- **What you should do**:
Please restate the following records word for word.

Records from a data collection
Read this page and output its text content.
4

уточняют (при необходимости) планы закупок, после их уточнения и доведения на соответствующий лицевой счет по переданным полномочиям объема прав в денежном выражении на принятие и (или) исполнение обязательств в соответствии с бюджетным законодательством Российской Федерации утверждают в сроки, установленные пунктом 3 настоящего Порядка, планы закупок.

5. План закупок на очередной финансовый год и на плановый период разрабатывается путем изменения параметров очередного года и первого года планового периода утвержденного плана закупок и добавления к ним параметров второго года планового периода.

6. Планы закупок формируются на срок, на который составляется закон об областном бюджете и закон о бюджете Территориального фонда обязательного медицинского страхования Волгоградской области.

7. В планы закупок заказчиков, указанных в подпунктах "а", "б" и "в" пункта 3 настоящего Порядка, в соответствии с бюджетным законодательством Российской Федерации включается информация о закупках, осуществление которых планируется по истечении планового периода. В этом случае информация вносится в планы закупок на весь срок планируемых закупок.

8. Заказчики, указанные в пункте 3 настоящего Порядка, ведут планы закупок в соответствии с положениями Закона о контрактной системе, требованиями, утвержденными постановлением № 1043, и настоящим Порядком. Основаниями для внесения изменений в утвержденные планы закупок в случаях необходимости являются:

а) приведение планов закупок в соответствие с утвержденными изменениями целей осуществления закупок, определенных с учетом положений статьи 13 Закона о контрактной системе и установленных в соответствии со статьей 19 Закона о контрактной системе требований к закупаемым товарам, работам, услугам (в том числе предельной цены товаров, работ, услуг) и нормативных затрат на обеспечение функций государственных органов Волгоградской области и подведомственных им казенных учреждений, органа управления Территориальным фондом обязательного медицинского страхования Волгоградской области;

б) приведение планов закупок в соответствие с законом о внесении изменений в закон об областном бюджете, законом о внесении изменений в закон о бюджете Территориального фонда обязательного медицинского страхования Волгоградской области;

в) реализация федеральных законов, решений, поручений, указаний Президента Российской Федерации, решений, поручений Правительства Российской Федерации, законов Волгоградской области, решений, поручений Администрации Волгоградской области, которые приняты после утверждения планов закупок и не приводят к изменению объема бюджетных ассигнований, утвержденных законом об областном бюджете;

- **Answer to this task**:
Read this page and output its text content.
4

уточняют (при необходимости) планы закупок, после их уточнения и доведения на соответствующий лицевой счет по переданным полномочиям объема прав в денежном выражении на принятие и (или) исполнение обязательств в соответствии с бюджетным законодательством Российской Федерации утверждают в сроки, установленные пунктом 3 настоящего Порядка, планы закупок.

5. План закупок на очередной финансовый год и на плановый период разрабатывается путем изменения параметров очередного года и первого года планового периода утвержденного плана закупок и добавления к ним параметров второго года планового периода.

6. Планы закупок формируются на срок, на который составляется закон об областном бюджете и закон о бюджете Территориального фонда обязательного медицинского страхования Волгоградской области.

7. В планы закупок заказчиков, указанных в подпунктах "а", "б" и "в" пункта 3 настоящего Порядка, в соответствии с бюджетным законодательством Российской Федерации включается информация о закупках, осуществление которых планируется по истечении планового периода. В этом случае информация вносится в планы закупок на весь срок планируемых закупок.

8. Заказчики, указанные в пункте 3 настоящего Порядка, ведут планы закупок в соответствии с положениями Закона о контрактной системе, требованиями, утвержденными постановлением № 1043, и настоящим Порядком. Основаниями для внесения изменений в утвержденные планы закупок в случаях необходимости являются:

а) приведение планов закупок в соответствие с утвержденными изменениями целей осуществления закупок, определенных с учетом положений статьи 13 Закона о контрактной системе и установленных в соответствии со статьей 19 Закона о контрактной системе требований к закупаемым товарам, работам, услугам (в том числе предельной цены товаров, работ, услуг) и нормативных затрат на обеспечение функций государственных органов Волгоградской области и подведомственных им казенных учреждений, органа управления Территориальным фондом обязательного медицинского страхования Волгоградской области;

б) приведение планов закупок в соответствие с законом о внесении изменений в закон об областном бюджете, законом о внесении изменений в закон о бюджете Территориального фонда обязательного медицинского страхования Волгоградской области;

в) реализация федеральных законов, решений, поручений, указаний Президента Российской Федерации, решений, поручений Правительства Российской Федерации, законов Волгоградской области, решений, поручений Администрации Волгоградской области, которые приняты после утверждения планов закупок и не приводят к изменению объема бюджетных ассигнований, утвержденных законом об областном бюджете;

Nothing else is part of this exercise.